(Data entries)
***

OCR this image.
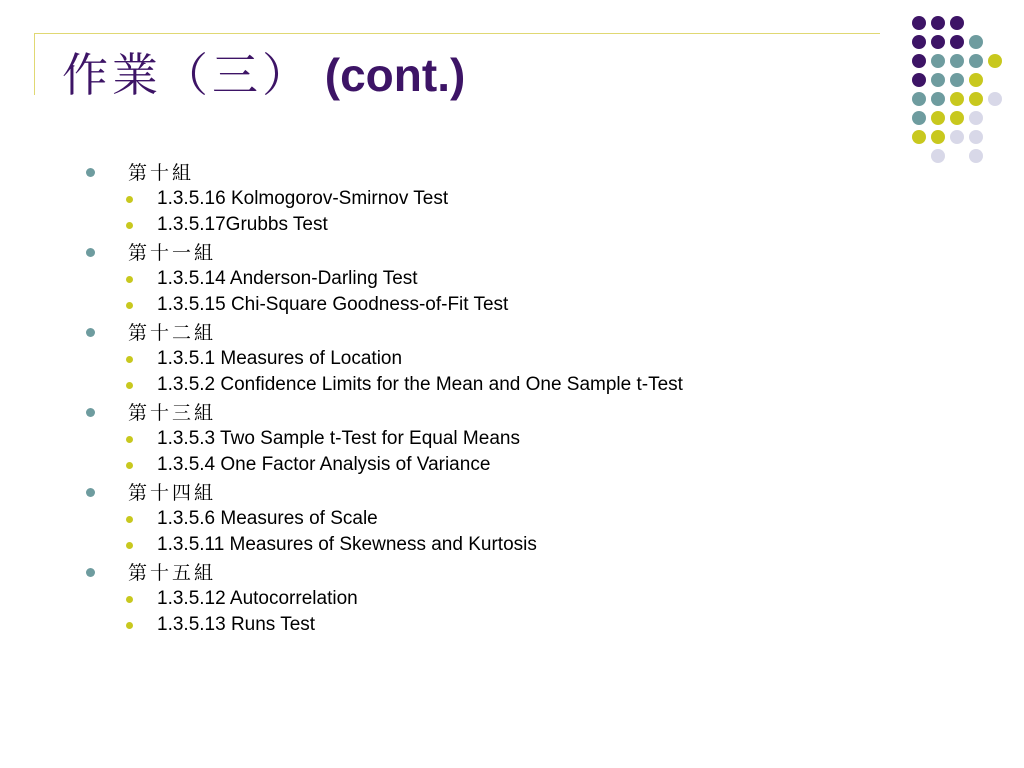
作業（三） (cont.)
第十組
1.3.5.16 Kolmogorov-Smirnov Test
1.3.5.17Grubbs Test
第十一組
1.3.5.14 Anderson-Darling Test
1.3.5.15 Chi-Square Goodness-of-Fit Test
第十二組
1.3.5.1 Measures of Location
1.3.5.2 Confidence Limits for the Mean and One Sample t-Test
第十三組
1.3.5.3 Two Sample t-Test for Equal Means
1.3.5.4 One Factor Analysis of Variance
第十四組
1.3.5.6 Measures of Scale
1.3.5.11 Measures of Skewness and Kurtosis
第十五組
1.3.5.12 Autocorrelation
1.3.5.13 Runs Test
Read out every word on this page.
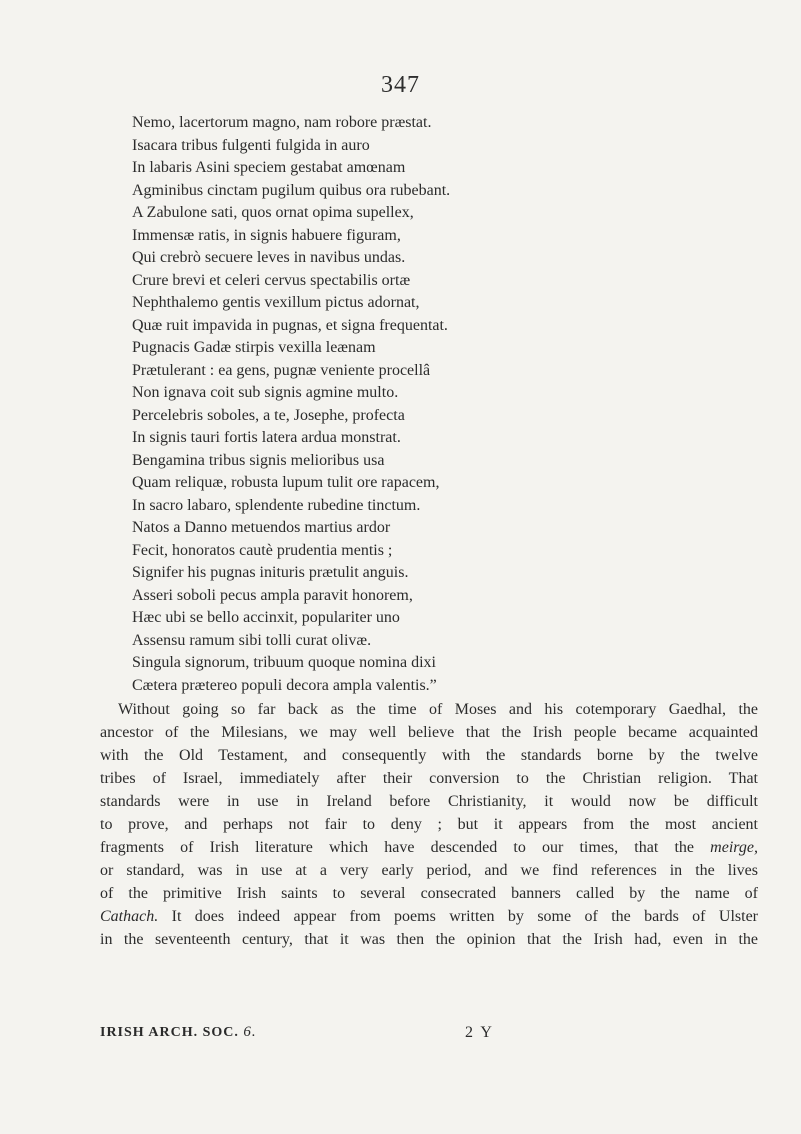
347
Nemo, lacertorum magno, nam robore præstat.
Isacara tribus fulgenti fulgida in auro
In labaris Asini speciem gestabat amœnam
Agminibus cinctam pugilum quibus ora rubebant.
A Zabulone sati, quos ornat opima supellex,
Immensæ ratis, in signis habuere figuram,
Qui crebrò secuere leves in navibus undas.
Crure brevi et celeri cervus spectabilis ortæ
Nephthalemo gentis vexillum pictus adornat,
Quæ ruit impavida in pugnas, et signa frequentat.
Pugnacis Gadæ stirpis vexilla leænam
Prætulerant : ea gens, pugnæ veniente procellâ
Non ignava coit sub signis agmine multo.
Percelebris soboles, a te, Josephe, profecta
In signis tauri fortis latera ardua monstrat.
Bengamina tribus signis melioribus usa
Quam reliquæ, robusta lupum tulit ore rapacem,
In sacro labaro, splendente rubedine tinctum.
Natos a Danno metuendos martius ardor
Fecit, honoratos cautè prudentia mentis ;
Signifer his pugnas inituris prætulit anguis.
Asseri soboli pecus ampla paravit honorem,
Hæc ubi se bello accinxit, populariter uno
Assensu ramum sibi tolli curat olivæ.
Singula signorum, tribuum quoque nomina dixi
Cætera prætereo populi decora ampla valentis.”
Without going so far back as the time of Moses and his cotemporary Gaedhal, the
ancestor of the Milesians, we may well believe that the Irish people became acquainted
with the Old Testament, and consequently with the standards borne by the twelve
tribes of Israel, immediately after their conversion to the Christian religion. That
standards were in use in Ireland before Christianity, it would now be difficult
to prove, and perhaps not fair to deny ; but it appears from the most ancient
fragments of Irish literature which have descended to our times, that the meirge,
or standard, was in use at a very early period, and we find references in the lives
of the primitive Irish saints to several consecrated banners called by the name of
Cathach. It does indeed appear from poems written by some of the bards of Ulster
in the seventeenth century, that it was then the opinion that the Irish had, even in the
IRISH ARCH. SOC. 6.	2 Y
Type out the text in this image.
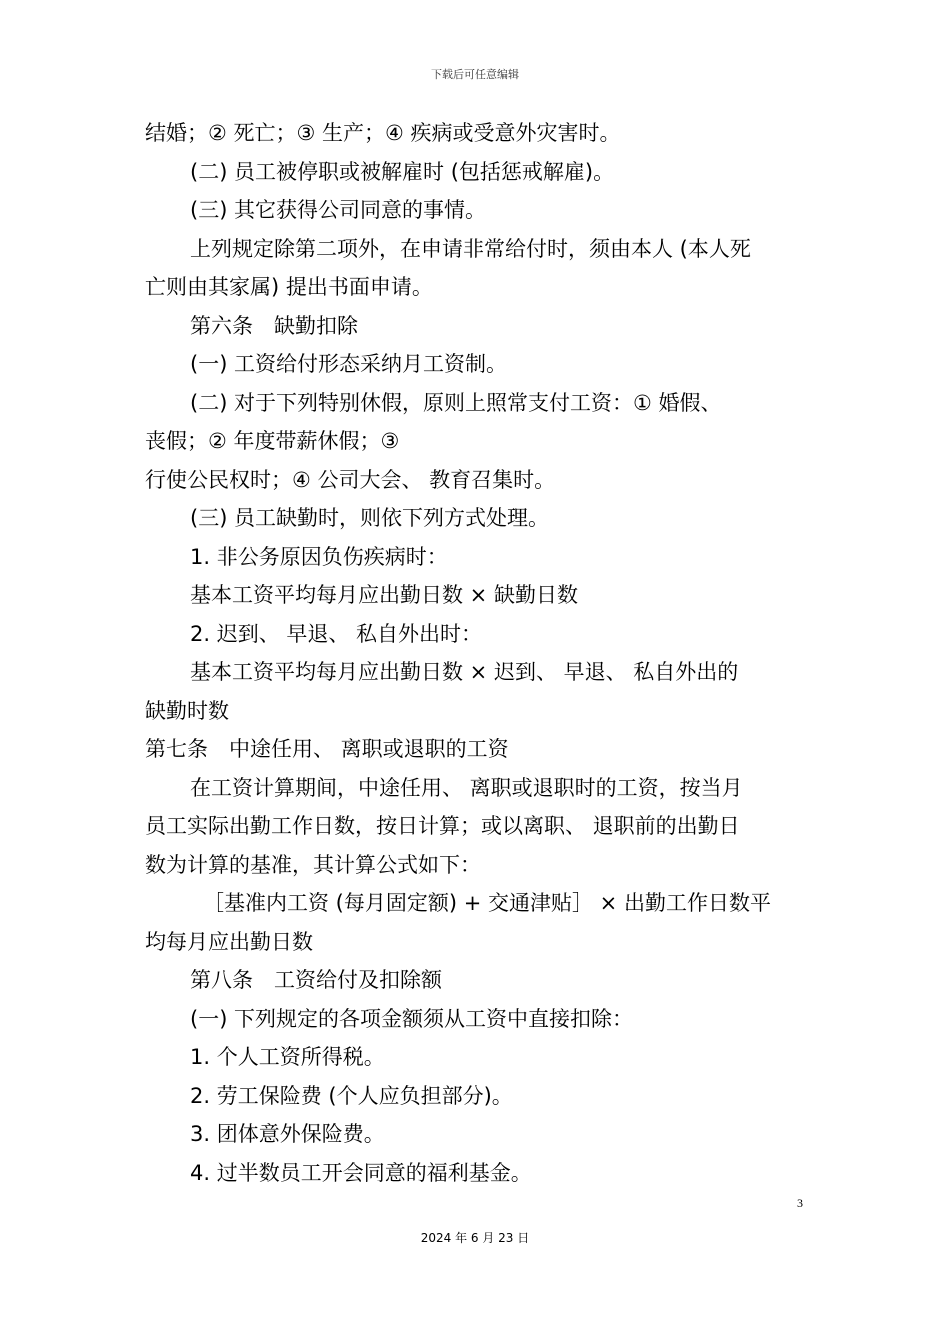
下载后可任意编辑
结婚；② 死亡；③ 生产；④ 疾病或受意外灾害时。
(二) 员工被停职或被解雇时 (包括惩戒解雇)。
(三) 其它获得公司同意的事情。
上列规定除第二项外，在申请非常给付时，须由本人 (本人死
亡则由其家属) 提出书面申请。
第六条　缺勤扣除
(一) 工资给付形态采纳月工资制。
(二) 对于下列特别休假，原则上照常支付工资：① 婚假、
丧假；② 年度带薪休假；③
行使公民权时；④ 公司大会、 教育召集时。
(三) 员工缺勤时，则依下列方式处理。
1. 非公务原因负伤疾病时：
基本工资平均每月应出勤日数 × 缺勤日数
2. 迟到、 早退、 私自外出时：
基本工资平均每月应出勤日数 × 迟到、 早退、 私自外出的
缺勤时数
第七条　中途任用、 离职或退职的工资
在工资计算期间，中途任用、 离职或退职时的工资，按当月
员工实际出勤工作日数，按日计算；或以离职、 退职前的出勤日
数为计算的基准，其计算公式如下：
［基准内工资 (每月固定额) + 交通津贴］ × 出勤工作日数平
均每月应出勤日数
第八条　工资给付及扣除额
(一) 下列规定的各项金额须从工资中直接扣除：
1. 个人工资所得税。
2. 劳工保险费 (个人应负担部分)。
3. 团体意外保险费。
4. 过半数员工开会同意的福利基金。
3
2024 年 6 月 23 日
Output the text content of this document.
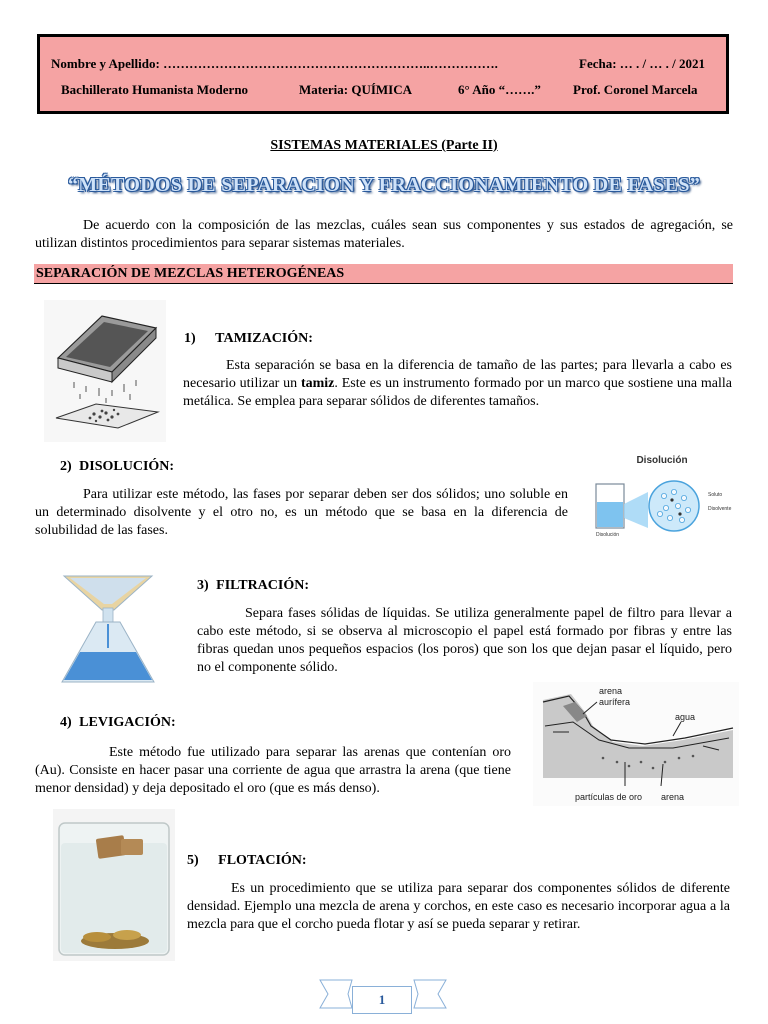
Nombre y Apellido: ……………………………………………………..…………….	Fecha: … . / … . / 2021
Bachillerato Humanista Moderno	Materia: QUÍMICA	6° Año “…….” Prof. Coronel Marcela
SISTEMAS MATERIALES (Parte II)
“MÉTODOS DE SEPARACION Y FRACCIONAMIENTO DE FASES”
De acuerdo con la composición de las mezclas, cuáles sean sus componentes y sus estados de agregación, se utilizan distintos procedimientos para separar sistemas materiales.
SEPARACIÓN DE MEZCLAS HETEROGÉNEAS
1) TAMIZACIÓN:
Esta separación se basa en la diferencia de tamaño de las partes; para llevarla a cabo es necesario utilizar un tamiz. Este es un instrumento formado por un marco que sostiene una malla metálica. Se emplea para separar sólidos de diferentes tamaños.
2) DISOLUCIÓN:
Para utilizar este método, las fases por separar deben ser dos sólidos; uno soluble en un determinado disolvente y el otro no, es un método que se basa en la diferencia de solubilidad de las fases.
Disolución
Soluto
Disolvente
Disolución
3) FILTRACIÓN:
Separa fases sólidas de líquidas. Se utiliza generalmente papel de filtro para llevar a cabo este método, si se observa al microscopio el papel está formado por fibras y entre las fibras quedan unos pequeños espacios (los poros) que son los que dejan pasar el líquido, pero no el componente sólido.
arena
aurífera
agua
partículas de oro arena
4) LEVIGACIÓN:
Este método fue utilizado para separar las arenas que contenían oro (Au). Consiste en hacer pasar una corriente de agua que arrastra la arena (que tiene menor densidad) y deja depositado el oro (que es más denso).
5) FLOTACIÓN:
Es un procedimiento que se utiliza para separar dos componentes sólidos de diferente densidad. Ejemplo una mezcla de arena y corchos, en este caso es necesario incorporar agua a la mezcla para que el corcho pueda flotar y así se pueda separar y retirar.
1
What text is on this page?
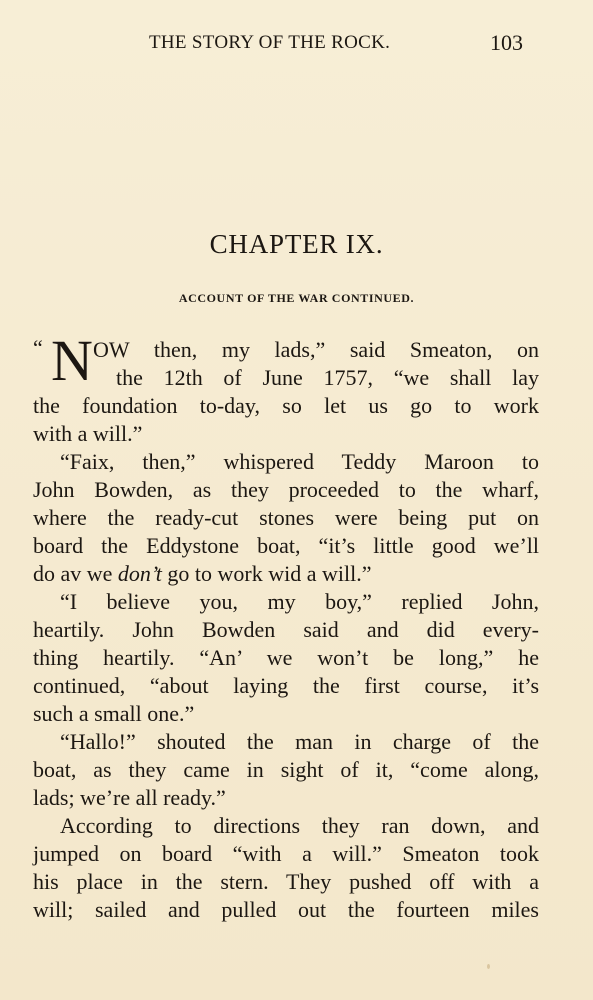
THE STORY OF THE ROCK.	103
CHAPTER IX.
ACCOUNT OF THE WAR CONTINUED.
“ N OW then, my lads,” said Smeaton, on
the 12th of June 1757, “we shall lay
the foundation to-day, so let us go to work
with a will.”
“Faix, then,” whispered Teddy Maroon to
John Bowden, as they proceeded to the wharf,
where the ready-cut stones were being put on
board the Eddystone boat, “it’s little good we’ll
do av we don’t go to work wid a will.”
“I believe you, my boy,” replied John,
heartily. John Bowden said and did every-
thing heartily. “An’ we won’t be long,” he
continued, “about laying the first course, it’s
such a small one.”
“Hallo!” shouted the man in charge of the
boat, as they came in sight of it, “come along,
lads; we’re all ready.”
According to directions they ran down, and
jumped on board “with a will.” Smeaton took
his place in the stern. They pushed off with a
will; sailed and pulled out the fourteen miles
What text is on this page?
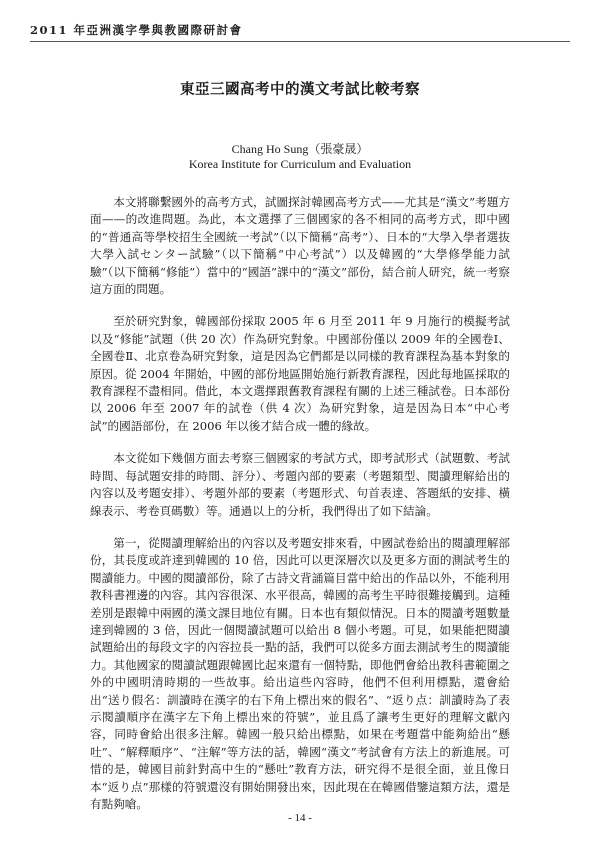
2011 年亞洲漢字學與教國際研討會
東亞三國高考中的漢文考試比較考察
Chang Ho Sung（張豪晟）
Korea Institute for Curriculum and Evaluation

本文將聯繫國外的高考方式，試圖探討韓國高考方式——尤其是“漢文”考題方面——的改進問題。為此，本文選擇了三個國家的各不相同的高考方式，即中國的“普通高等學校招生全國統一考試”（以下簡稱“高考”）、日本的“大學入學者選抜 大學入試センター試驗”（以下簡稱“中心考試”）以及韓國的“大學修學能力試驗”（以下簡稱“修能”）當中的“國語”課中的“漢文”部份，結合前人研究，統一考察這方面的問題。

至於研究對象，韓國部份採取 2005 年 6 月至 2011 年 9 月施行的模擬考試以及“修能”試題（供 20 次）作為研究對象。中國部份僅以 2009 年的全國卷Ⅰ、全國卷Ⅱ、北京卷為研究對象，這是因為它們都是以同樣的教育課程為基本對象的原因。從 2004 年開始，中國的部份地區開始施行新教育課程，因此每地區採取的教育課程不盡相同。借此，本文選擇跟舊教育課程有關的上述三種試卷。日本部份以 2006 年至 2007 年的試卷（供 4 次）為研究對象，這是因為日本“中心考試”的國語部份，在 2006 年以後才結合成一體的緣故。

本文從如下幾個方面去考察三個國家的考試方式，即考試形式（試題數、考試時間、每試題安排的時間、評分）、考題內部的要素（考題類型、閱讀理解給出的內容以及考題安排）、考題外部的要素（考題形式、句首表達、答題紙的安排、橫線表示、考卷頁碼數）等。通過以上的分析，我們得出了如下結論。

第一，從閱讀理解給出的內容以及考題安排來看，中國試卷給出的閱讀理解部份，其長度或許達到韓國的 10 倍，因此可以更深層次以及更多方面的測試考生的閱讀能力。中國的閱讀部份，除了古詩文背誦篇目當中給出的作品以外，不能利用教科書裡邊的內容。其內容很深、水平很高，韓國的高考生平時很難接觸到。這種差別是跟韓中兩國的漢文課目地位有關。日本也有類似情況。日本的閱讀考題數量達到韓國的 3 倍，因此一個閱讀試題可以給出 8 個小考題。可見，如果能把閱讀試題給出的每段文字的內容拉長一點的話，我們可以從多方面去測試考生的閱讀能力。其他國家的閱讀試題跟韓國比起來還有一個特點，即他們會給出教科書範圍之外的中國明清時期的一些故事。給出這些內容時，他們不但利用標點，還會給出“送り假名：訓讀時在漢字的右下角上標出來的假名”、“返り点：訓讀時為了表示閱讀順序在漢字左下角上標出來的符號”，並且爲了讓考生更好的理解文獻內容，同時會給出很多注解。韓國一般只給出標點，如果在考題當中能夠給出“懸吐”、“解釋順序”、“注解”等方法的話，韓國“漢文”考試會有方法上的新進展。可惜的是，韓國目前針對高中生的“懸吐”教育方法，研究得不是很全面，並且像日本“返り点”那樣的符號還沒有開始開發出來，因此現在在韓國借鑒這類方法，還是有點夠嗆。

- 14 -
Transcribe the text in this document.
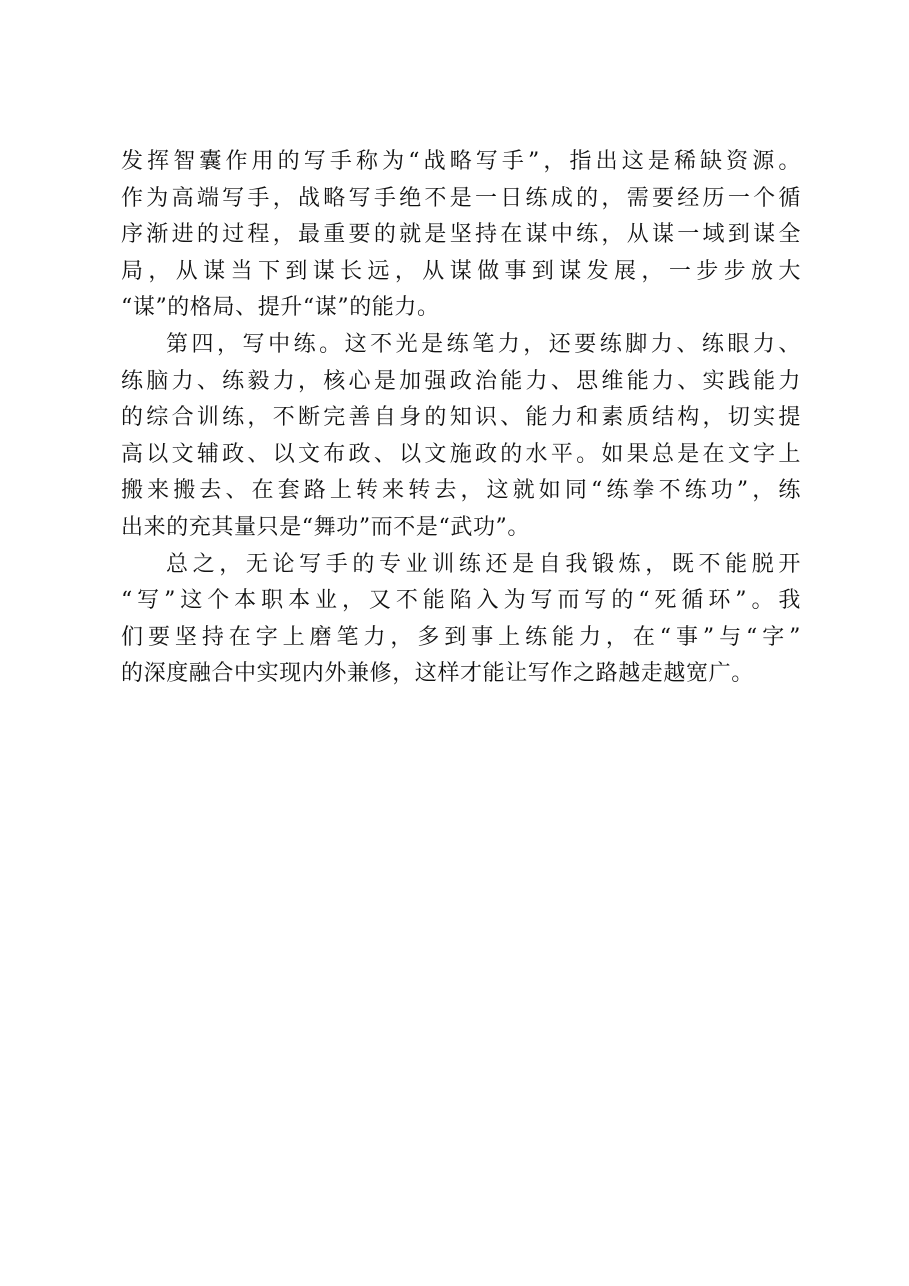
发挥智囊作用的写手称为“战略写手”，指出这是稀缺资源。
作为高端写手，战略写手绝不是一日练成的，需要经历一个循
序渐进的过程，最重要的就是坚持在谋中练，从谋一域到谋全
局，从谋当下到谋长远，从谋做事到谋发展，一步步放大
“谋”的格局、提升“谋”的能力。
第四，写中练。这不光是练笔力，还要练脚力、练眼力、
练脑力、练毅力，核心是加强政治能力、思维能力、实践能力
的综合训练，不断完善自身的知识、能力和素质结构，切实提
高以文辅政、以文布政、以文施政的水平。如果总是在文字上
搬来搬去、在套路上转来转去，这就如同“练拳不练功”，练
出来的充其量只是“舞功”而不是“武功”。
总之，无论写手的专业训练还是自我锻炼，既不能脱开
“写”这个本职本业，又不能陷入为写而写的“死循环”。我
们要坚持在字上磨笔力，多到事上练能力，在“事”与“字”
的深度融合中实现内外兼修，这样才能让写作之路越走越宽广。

***

Check all the records above and select each line where the string "componentes" is found.

> **Exercise solution**:
De acuerdo con la composición de las mezclas, cuáles sean sus componentes y sus estados de agregación, se utilizan distintos procedimientos para separar sistemas materiales.
Es un procedimiento que se utiliza para separar dos componentes sólidos de diferente densidad. Ejemplo una mezcla de arena y corchos, en este caso es necesario incorporar agua a la mezcla para que el corcho pueda flotar y así se pueda separar y retirar.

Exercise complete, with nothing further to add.